▶ Aim
Please print the lines below exactly as they appear, starting at the line that contains "tour-location: À / Près de : Saint" and ending after the line that contains "tour-transport: Transport suggéré : 🚲".

--------

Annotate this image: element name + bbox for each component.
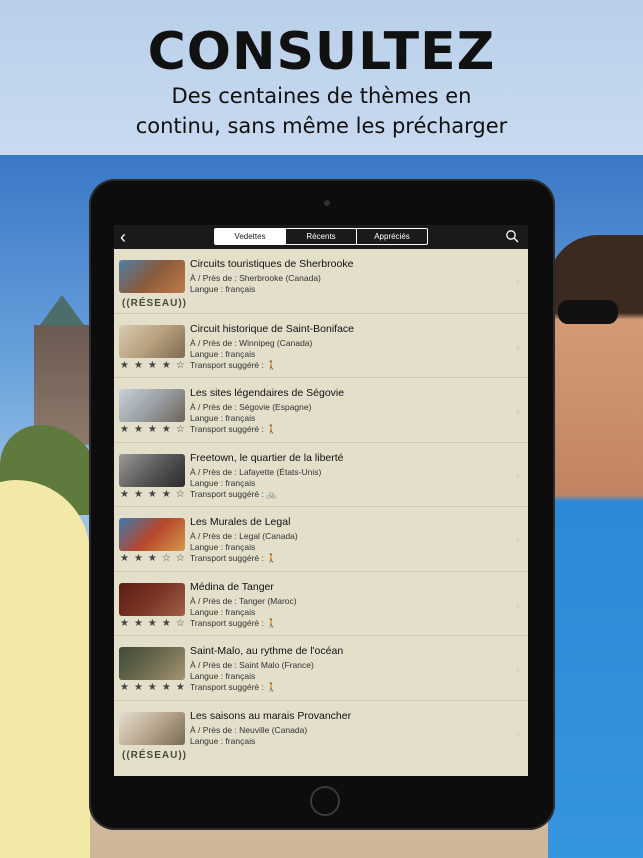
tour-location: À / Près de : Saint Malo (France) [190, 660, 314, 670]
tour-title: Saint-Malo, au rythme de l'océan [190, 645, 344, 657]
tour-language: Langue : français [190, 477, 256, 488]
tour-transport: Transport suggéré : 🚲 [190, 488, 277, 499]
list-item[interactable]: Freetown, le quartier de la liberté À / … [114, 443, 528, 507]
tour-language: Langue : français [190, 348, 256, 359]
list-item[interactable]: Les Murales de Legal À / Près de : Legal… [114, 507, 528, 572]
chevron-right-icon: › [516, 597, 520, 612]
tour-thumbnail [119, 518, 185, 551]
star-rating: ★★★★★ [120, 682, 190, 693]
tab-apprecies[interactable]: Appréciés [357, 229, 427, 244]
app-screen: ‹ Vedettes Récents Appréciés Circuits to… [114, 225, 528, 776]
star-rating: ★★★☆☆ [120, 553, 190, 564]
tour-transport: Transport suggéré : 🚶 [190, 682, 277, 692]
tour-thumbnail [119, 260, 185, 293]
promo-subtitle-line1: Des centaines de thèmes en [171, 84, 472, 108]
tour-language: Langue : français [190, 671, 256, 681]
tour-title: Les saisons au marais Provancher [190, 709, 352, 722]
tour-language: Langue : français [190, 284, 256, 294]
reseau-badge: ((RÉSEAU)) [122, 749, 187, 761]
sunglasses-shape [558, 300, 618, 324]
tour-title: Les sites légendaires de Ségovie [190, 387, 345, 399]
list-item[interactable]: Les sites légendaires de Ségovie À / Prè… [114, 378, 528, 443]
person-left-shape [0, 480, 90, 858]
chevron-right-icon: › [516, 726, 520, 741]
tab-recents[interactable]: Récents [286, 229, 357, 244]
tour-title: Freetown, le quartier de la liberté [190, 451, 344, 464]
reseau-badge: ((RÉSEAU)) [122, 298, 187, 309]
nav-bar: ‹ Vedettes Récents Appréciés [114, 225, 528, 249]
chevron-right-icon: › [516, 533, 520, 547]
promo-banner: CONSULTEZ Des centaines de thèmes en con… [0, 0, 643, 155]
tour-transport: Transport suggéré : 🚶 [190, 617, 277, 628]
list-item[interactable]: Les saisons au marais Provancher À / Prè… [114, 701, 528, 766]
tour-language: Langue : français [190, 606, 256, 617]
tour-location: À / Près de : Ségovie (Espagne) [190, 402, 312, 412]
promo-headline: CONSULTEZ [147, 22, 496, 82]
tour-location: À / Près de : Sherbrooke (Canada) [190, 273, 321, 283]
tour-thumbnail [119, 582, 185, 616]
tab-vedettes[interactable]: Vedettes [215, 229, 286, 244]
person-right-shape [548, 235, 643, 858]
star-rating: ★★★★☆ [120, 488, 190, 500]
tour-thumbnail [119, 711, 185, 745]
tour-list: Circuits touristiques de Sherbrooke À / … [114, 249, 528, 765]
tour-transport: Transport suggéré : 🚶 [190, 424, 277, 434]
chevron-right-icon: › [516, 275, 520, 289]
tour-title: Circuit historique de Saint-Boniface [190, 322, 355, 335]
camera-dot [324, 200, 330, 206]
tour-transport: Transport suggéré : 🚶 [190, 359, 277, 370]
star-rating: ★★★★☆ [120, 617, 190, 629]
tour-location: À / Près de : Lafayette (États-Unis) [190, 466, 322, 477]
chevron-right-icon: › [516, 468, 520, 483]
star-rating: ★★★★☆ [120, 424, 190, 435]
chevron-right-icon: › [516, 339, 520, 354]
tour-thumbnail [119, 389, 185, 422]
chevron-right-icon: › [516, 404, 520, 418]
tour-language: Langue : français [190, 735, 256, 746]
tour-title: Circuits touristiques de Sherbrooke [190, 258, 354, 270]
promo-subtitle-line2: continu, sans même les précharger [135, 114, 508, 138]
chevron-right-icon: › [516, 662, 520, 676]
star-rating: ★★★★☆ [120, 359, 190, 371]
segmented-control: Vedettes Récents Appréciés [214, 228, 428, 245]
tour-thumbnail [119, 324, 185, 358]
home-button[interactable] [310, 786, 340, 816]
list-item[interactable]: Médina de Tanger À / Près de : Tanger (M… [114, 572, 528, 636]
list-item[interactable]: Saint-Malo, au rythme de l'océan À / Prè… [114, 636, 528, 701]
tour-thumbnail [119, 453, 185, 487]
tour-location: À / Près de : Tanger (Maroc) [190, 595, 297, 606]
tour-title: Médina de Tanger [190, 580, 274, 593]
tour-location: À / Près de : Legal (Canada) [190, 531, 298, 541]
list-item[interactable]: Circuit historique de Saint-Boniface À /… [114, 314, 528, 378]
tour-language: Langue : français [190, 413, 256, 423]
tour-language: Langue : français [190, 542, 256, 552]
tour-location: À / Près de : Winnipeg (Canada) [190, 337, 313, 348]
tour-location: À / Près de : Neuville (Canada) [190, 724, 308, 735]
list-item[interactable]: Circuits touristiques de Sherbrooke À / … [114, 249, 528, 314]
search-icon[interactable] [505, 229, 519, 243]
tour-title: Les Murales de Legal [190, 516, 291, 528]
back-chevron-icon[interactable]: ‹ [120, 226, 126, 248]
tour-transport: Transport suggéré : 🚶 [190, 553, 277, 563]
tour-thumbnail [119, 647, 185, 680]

--------

▶ Result below
tour-location: À / Près de : Saint Malo (France) [190, 660, 314, 670]
tour-title: Saint-Malo, au rythme de l'océan [190, 645, 344, 657]
tour-language: Langue : français [190, 477, 256, 488]
tour-transport: Transport suggéré : 🚲 [190, 488, 277, 499]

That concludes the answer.